_Rows from a dataset_:

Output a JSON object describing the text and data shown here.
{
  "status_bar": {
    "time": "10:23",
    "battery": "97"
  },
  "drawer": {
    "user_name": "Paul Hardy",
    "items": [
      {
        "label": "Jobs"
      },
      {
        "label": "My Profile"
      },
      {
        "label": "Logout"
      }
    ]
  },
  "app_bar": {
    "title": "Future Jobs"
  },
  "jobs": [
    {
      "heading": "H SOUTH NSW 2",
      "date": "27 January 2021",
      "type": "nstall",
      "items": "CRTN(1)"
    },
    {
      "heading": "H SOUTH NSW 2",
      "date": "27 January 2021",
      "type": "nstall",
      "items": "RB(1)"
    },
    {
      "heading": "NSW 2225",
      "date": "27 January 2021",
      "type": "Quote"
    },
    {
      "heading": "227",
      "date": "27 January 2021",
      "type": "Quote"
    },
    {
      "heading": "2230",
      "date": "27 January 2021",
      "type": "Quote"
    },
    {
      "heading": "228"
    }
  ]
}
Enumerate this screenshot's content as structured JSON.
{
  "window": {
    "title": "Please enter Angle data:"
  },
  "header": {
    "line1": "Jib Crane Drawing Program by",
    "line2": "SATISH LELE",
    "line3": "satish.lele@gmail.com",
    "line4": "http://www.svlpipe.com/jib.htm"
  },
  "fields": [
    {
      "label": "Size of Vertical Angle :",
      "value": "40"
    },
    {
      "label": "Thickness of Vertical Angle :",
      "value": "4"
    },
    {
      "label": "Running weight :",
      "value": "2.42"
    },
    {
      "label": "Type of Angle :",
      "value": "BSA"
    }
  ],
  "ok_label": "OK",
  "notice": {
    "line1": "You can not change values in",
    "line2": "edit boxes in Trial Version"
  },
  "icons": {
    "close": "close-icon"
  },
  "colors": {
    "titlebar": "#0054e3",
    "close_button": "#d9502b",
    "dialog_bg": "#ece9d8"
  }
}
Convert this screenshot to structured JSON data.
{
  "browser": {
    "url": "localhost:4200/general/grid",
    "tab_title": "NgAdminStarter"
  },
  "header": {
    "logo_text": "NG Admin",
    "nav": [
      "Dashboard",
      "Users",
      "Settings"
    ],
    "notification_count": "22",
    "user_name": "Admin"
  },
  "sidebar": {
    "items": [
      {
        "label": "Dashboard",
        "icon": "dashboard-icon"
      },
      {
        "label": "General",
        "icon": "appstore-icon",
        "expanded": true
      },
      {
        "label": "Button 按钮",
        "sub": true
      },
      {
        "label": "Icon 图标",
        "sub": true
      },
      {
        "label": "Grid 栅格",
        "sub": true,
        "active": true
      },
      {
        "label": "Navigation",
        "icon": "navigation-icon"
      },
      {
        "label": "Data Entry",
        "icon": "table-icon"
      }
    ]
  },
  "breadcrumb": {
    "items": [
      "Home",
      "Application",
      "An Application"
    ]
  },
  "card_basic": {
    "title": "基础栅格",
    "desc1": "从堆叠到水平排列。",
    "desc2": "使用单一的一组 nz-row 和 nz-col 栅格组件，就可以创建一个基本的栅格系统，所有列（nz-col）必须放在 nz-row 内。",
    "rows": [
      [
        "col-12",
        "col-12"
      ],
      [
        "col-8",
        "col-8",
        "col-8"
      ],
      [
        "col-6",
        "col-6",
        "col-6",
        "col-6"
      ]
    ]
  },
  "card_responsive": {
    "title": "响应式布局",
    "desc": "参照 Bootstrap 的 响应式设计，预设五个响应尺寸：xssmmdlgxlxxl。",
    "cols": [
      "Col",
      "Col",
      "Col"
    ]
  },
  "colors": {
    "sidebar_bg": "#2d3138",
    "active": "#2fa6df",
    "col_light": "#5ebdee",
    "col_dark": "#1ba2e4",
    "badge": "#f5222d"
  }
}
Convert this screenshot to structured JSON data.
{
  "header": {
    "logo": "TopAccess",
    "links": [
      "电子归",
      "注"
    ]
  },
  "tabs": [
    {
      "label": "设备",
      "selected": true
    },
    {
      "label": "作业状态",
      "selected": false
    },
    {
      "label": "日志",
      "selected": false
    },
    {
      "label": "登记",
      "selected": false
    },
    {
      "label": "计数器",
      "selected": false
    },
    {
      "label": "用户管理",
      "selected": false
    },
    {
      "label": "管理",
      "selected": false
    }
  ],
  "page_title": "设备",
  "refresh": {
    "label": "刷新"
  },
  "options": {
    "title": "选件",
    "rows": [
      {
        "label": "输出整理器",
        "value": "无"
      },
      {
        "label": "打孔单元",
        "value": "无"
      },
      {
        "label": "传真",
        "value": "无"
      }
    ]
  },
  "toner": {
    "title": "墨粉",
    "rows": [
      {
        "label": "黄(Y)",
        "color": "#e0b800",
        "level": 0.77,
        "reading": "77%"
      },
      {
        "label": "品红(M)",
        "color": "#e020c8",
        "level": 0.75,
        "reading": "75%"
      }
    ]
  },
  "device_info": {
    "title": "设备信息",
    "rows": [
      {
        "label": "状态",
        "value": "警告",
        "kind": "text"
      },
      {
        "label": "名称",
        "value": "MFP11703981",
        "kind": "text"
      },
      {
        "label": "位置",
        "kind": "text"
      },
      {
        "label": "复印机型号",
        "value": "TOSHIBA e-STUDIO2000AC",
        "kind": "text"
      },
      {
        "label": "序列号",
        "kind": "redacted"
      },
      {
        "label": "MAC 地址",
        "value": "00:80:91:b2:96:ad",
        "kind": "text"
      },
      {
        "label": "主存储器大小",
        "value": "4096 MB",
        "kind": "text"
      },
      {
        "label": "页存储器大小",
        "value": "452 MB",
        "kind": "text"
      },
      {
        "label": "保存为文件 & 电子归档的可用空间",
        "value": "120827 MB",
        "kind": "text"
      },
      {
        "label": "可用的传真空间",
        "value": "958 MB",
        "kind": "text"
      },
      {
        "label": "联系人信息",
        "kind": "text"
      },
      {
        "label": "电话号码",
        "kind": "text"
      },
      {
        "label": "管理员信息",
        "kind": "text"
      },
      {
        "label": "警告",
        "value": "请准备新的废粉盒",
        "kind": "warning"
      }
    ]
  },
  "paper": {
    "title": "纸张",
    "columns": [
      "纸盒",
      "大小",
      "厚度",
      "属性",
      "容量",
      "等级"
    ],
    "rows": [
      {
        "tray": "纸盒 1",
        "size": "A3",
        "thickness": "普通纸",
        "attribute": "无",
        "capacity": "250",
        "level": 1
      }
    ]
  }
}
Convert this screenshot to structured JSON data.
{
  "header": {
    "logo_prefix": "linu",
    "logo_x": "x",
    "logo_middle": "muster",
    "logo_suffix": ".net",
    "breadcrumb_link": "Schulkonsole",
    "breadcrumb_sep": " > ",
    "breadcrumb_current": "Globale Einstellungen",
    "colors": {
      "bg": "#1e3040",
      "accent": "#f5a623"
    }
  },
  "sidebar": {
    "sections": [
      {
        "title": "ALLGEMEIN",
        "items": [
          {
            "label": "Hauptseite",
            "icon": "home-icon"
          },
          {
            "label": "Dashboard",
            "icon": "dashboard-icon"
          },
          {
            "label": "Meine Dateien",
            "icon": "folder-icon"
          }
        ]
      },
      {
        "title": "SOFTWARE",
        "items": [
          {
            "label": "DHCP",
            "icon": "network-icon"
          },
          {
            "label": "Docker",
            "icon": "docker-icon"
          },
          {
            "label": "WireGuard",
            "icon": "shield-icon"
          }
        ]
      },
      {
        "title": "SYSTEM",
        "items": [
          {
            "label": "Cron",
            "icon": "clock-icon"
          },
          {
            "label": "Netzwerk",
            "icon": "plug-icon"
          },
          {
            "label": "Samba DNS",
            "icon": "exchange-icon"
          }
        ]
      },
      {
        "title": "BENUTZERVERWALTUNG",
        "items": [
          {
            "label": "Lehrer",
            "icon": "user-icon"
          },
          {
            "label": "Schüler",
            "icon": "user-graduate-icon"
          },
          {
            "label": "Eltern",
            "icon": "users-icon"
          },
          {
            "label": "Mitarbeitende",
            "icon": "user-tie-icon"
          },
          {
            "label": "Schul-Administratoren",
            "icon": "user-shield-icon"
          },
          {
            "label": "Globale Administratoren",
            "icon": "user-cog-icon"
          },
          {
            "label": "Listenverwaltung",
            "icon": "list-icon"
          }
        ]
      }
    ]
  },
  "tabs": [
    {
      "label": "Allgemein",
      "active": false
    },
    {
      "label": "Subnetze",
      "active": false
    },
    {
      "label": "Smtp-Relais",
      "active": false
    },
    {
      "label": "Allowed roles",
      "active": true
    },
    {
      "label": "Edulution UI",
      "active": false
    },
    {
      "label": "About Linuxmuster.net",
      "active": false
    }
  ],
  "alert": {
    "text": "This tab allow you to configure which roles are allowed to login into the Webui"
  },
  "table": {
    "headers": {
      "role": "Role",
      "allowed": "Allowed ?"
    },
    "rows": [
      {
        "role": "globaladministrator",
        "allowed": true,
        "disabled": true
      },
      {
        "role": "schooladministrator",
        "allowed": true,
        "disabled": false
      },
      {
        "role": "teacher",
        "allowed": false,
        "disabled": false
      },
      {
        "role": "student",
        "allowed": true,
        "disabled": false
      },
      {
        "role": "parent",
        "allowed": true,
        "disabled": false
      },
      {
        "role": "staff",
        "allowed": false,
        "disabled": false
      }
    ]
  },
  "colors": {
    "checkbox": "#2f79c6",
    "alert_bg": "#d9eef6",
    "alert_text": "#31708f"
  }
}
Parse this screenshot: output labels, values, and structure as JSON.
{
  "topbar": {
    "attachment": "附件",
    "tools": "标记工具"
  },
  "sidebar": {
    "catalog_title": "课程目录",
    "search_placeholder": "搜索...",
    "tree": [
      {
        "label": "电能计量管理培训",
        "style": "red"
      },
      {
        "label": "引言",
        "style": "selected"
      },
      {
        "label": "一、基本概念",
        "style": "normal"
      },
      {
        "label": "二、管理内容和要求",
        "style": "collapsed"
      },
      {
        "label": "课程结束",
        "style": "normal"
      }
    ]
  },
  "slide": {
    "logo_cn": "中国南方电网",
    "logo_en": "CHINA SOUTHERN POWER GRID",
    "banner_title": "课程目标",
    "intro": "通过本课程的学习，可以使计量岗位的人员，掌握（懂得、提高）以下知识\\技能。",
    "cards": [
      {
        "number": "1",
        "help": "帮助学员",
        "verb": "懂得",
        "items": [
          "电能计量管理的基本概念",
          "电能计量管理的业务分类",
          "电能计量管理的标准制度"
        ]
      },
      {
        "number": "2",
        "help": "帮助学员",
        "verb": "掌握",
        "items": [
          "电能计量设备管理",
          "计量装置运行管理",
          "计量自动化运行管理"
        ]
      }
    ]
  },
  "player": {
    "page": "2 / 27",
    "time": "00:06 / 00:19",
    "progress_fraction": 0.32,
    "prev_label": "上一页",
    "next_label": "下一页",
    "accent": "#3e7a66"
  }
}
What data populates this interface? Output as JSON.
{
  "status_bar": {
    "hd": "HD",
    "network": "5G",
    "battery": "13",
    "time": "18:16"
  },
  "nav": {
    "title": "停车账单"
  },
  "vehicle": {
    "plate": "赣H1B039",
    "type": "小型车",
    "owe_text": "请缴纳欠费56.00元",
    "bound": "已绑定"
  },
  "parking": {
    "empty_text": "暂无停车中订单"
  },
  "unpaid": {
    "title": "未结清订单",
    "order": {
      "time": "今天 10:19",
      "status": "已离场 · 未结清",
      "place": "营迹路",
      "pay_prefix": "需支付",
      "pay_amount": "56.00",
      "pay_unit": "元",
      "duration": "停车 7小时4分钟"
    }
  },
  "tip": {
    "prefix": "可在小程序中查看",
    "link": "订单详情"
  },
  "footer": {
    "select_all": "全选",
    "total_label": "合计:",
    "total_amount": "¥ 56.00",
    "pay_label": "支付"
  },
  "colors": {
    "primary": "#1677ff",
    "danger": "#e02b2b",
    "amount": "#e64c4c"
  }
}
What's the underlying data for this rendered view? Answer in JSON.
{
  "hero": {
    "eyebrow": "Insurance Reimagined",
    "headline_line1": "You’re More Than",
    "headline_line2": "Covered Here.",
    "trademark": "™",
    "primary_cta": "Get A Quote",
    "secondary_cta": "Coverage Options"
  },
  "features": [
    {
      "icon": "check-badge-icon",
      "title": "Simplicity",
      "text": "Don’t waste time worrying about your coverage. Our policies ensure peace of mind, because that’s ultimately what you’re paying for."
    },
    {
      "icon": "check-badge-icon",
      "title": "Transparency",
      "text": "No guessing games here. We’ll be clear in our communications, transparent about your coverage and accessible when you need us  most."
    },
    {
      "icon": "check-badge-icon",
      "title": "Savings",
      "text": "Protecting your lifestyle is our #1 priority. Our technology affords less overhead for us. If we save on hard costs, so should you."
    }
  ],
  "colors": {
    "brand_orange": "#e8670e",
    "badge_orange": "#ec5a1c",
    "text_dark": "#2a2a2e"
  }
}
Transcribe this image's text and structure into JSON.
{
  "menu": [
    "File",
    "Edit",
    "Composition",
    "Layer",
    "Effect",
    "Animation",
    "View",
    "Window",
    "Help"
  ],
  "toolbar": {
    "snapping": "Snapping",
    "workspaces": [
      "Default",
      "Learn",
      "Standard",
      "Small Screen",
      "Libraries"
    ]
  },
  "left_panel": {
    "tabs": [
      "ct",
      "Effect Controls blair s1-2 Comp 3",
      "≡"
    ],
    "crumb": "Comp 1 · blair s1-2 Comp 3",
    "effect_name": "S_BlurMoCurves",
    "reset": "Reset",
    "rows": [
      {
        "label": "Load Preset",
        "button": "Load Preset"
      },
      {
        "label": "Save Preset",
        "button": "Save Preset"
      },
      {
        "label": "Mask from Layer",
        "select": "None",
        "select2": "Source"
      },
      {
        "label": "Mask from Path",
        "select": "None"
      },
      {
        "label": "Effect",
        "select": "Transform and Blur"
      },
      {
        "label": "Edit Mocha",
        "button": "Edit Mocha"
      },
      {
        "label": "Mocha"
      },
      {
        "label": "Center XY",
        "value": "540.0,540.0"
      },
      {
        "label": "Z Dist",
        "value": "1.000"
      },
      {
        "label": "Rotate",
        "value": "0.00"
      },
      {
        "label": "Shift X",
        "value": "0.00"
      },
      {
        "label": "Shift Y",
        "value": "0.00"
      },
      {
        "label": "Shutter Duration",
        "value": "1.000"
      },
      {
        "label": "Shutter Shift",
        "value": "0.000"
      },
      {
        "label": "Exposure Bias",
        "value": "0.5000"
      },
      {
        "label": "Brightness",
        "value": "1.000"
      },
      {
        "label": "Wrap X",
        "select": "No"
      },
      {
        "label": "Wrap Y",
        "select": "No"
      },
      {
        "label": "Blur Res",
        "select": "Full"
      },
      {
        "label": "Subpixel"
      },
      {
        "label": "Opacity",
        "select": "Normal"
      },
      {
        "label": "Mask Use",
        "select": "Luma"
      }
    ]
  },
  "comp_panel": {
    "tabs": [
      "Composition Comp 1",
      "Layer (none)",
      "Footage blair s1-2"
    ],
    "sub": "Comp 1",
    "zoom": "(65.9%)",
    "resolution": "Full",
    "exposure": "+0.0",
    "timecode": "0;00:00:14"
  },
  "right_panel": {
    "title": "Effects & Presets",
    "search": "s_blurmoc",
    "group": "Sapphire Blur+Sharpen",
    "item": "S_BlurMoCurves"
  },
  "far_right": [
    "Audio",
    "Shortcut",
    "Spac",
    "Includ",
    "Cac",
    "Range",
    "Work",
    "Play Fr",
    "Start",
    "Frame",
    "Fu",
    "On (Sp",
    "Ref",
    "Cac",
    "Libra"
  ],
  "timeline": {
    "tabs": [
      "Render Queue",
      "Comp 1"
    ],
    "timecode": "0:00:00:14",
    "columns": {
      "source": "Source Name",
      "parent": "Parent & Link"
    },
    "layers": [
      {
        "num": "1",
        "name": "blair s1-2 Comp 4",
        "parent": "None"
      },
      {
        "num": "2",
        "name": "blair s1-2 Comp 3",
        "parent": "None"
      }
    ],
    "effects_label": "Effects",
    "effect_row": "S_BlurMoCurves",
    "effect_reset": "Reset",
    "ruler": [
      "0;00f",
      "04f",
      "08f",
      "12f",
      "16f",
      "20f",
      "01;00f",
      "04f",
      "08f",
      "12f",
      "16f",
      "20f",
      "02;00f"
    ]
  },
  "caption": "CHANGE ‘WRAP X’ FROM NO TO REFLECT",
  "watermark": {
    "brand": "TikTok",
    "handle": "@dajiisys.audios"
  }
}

_PROBLEM_: Scan the listing above. Collect all lines with the word "Effects".

_CORRECT OUTPUT_:
    "title": "Effects & Presets",
    "effects_label": "Effects",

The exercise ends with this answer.